◆ **Request**: Can you duplicate the records below line for line, leaving every character unchanged?

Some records
::::

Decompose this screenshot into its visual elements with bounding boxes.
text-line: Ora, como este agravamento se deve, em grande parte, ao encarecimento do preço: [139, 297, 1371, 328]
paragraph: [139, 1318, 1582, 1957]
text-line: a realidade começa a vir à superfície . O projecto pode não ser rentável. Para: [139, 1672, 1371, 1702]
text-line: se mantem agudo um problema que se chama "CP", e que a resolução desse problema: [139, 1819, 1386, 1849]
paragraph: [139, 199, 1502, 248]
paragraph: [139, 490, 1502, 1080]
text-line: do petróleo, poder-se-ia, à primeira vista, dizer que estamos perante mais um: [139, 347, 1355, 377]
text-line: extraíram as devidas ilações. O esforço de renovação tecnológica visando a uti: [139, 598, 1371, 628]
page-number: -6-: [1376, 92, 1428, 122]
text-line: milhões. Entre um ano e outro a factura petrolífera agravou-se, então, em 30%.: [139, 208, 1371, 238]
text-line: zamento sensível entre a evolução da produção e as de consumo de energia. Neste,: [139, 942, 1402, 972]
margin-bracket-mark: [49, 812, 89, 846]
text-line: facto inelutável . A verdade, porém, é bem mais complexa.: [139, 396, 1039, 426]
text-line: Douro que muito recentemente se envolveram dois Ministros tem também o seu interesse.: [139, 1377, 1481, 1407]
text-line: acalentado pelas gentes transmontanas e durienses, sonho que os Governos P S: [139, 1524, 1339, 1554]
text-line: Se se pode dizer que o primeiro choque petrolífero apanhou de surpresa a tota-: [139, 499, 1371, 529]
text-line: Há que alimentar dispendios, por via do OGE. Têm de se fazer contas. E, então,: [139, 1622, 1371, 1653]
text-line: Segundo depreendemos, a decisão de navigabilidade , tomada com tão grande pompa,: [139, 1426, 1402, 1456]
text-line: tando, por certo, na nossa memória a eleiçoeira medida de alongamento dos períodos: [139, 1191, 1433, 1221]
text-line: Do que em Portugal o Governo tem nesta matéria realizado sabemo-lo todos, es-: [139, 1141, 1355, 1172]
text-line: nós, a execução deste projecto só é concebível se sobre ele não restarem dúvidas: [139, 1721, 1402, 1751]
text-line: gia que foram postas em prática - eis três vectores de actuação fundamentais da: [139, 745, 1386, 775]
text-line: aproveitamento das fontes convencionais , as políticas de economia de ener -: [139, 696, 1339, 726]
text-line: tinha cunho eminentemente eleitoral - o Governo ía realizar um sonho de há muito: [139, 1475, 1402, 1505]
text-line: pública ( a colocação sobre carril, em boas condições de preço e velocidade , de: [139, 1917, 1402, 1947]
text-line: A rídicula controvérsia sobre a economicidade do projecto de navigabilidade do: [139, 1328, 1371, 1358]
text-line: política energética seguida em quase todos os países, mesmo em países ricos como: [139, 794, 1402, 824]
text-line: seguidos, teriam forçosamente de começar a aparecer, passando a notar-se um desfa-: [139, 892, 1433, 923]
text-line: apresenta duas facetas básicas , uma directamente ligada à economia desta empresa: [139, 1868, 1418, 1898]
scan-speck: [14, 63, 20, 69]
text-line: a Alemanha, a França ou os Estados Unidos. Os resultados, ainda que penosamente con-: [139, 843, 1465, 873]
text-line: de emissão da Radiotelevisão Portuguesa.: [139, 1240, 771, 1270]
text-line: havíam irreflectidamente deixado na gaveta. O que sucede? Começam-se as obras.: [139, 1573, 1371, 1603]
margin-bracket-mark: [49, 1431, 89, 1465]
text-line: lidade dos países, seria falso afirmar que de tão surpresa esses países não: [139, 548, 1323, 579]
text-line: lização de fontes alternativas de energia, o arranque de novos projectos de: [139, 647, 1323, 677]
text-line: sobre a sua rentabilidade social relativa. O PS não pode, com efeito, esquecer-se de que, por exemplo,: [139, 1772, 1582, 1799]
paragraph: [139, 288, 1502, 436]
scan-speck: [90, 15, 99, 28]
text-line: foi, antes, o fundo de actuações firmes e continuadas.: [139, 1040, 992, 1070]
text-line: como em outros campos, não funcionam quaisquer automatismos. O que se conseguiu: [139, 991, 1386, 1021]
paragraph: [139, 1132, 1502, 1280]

::::

◆ **Exercise output**:
Decompose this screenshot into its visual elements with bounding boxes.
text-line: Ora, como este agravamento se deve, em grande parte, ao encarecimento do preço: [139, 297, 1371, 328]
paragraph: [139, 1318, 1582, 1957]
text-line: a realidade começa a vir à superfície . O projecto pode não ser rentável. Para: [139, 1672, 1371, 1702]
text-line: se mantem agudo um problema que se chama "CP", e que a resolução desse problema: [139, 1819, 1386, 1849]
paragraph: [139, 199, 1502, 248]
paragraph: [139, 490, 1502, 1080]
text-line: do petróleo, poder-se-ia, à primeira vista, dizer que estamos perante mais um: [139, 347, 1355, 377]
text-line: extraíram as devidas ilações. O esforço de renovação tecnológica visando a uti: [139, 598, 1371, 628]
page-number: -6-: [1376, 92, 1428, 122]
text-line: milhões. Entre um ano e outro a factura petrolífera agravou-se, então, em 30%.: [139, 208, 1371, 238]
text-line: zamento sensível entre a evolução da produção e as de consumo de energia. Neste,: [139, 942, 1402, 972]
margin-bracket-mark: [49, 812, 89, 846]
text-line: facto inelutável . A verdade, porém, é bem mais complexa.: [139, 396, 1039, 426]
text-line: Douro que muito recentemente se envolveram dois Ministros tem também o seu interesse.: [139, 1377, 1481, 1407]
text-line: acalentado pelas gentes transmontanas e durienses, sonho que os Governos P S: [139, 1524, 1339, 1554]
text-line: Se se pode dizer que o primeiro choque petrolífero apanhou de surpresa a tota-: [139, 499, 1371, 529]
text-line: Há que alimentar dispendios, por via do OGE. Têm de se fazer contas. E, então,: [139, 1622, 1371, 1653]
text-line: Segundo depreendemos, a decisão de navigabilidade , tomada com tão grande pompa,: [139, 1426, 1402, 1456]
text-line: tando, por certo, na nossa memória a eleiçoeira medida de alongamento dos períodos: [139, 1191, 1433, 1221]
text-line: Do que em Portugal o Governo tem nesta matéria realizado sabemo-lo todos, es-: [139, 1141, 1355, 1172]
text-line: nós, a execução deste projecto só é concebível se sobre ele não restarem dúvidas: [139, 1721, 1402, 1751]
text-line: gia que foram postas em prática - eis três vectores de actuação fundamentais da: [139, 745, 1386, 775]
text-line: aproveitamento das fontes convencionais , as políticas de economia de ener -: [139, 696, 1339, 726]
text-line: tinha cunho eminentemente eleitoral - o Governo ía realizar um sonho de há muito: [139, 1475, 1402, 1505]
text-line: pública ( a colocação sobre carril, em boas condições de preço e velocidade , de: [139, 1917, 1402, 1947]
text-line: A rídicula controvérsia sobre a economicidade do projecto de navigabilidade do: [139, 1328, 1371, 1358]
text-line: política energética seguida em quase todos os países, mesmo em países ricos como: [139, 794, 1402, 824]
text-line: seguidos, teriam forçosamente de começar a aparecer, passando a notar-se um desfa-: [139, 892, 1433, 923]
text-line: apresenta duas facetas básicas , uma directamente ligada à economia desta empresa: [139, 1868, 1418, 1898]
scan-speck: [14, 63, 20, 69]
text-line: a Alemanha, a França ou os Estados Unidos. Os resultados, ainda que penosamente con-: [139, 843, 1465, 873]
text-line: de emissão da Radiotelevisão Portuguesa.: [139, 1240, 771, 1270]
text-line: havíam irreflectidamente deixado na gaveta. O que sucede? Começam-se as obras.: [139, 1573, 1371, 1603]
margin-bracket-mark: [49, 1431, 89, 1465]
text-line: lidade dos países, seria falso afirmar que de tão surpresa esses países não: [139, 548, 1323, 579]
text-line: lização de fontes alternativas de energia, o arranque de novos projectos de: [139, 647, 1323, 677]
text-line: sobre a sua rentabilidade social relativa. O PS não pode, com efeito, esquecer-se de que, por exemplo,: [139, 1772, 1582, 1799]
paragraph: [139, 288, 1502, 436]
scan-speck: [90, 15, 99, 28]
text-line: foi, antes, o fundo de actuações firmes e continuadas.: [139, 1040, 992, 1070]
text-line: como em outros campos, não funcionam quaisquer automatismos. O que se conseguiu: [139, 991, 1386, 1021]
paragraph: [139, 1132, 1502, 1280]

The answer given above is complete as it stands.